***** Document passage *****

Jason Rosado left a successful career in banking to make charitable giving as easy and impulsive as the act of “Liking” on Facebook. The founder of Givkwik, a mission-driven start up based out of Impact Hub Bay Area in San Francisco, combines technology and philanthropy in an online platform to empower anyone to make an impact.
On Wall Street, Jason focused on building banking solutions for a cash-less society, but he felt conflicted. He saw how spare change helped his community to make ends meet, but what happens when there is no more change? Rosado wanted to take the same infrastructure that banks use to increase purchasing power, but aimed to increase people’s philanthropic power to make it easier to give.
“I want anyone to feel like they can be philanthropic anytime, anywhere. For me, philanthropy isn’t just for the people in the Penthouse, it’s inspiring the people on the ground floor to make an impact. Givkwik helps companies get their employers and customers engaged in philanthropy. For donors, we connect them with companies and a community. For causes, we help promote their mission, attract new donors and expand their impact.”
Impact Hub Bay Area: Where the Magic Happens
Rosado came out to San Francisco after Givkwik was selected to be a part of the Hub Ventures Accelerator that supports new start ups grounded in social impact.
“Hub Ventures invested in the big idea of Givkwik early on. Working out of the Impact Hub Bay Area is a perfect space to grow a company like ours, and the community has been critical to forging partnerships and building credibility in the impact space,” remarked Jason.
Speaking of partnerships, Rosado says that “Givkwik’s recent partnership with ImpactAssets came to fruition as a result of our meeting at the Impact Hub Bay Area.”
“ImpactAssets will manage the Givkwik Fund, a special donor advised fund, and Givkwik will be the platform for people to participate in deciding where philanthropic dollars should go. We’re excited to make twice the Impact by working together and engaging more people in meaningful, charitable giving.”
On Making An Impact
For Rosado, impact means “the feeling that you’ve done something to make a difference in your community and the people around you.”
Making an impact means being committed and to keep pushing. “For me, the impact has yet to come because I’m not satisfied until we reach our goal to drive as many grants to non-profits as possible, to engage the young, low income community in charitable giving, and expand what philanthropy means.”

***** Data shown *****

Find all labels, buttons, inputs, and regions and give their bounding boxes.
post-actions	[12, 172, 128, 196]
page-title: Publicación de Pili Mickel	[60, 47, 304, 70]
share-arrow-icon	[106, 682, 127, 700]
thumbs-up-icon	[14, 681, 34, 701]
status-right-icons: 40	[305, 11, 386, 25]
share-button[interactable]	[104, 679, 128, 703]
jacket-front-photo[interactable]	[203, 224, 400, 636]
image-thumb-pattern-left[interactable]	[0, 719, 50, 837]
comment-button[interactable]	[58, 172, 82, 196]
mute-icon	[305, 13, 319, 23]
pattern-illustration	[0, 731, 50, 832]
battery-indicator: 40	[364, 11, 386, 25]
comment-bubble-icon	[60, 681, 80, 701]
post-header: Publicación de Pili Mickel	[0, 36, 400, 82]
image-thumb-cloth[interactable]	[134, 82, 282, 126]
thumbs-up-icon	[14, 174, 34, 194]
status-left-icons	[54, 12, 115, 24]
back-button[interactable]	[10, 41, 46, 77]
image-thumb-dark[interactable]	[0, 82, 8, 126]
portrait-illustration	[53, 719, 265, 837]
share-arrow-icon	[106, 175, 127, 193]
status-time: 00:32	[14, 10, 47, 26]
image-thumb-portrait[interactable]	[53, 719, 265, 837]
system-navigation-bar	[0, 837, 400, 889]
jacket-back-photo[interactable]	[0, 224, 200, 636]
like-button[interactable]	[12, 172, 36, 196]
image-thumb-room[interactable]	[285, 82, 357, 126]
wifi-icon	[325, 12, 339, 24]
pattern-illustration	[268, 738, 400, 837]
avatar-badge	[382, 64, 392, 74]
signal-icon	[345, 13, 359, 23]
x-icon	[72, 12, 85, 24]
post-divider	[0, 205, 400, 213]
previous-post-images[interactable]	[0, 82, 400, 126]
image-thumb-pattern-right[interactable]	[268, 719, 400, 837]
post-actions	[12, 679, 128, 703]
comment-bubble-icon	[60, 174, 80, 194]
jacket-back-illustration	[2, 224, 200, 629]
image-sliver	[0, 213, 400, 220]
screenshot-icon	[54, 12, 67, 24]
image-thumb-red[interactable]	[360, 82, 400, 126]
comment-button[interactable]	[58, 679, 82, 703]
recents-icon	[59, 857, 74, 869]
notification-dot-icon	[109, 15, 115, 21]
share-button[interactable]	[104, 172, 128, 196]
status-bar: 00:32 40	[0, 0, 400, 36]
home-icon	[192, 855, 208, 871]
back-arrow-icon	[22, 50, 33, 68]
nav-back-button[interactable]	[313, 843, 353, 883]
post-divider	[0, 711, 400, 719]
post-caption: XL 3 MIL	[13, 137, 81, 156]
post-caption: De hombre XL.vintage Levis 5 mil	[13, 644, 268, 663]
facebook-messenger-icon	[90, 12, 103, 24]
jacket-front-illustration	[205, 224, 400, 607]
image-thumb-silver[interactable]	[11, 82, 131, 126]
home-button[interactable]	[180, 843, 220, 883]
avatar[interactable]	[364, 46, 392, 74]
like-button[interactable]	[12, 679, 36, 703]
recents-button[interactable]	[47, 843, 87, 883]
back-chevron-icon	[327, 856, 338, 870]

*****

### Activity list:
1. In the Givkwik profile, why does Rosado say that for him the impact has yet to come? Answer in one to three sentences.
2. Extend the Givkwik profile beyond its final sentence.

### Responses by task:
1. He says he is not satisfied until Givkwik reaches its goal. That goal is to drive as many grants to non-profits as possible, engage the young, low-income community in charitable giving, and expand what philanthropy means.

2.
Making an impact means taking every day and every speed bump in stride. “I feel like I fail everyday, but I can’t let that stop me. If you are putting yourself out there, you’re failing, but it’s about learning and taking a different approach next time.”
Making an impact takes time and drive. “I’d like to move faster, but you have to have patient and perseverance, and be ready to seize opportunity when it comes your way. I want our company and its impact to be bigger, but building an investable company is tough and takes time.”
But even Impact makers have to rest every now and than...
Rosado says that, “sleeping and watching the Sopranos on HBO GO” are his least impactful activities, as mostly his days are geared toward making Givkwik a success.
An inspiration to those seeking to make an impact, Jason demonstrates the commitment and tenacity necessary to turn the status quo into an engine for more charity dough.
At the end of the day, whether you are a social entrepreneur or not, an investor is an investor and ROI matters so you have to focused on building a sustainable business model and that can be time-consuming.
To learn more about Givkwik’s work, go to: https://givkwik.com.
More about Jason: Growing up in a working class Latino family in the the Bronx, Jason credits a program called Prep for Prep with changing the trajectory of his life. As a result of the non-profit, Jason had access to the best education in New York City and later, went on to attend Wesleyan University and earn a Masters in Interactive Telecommunication from New York University.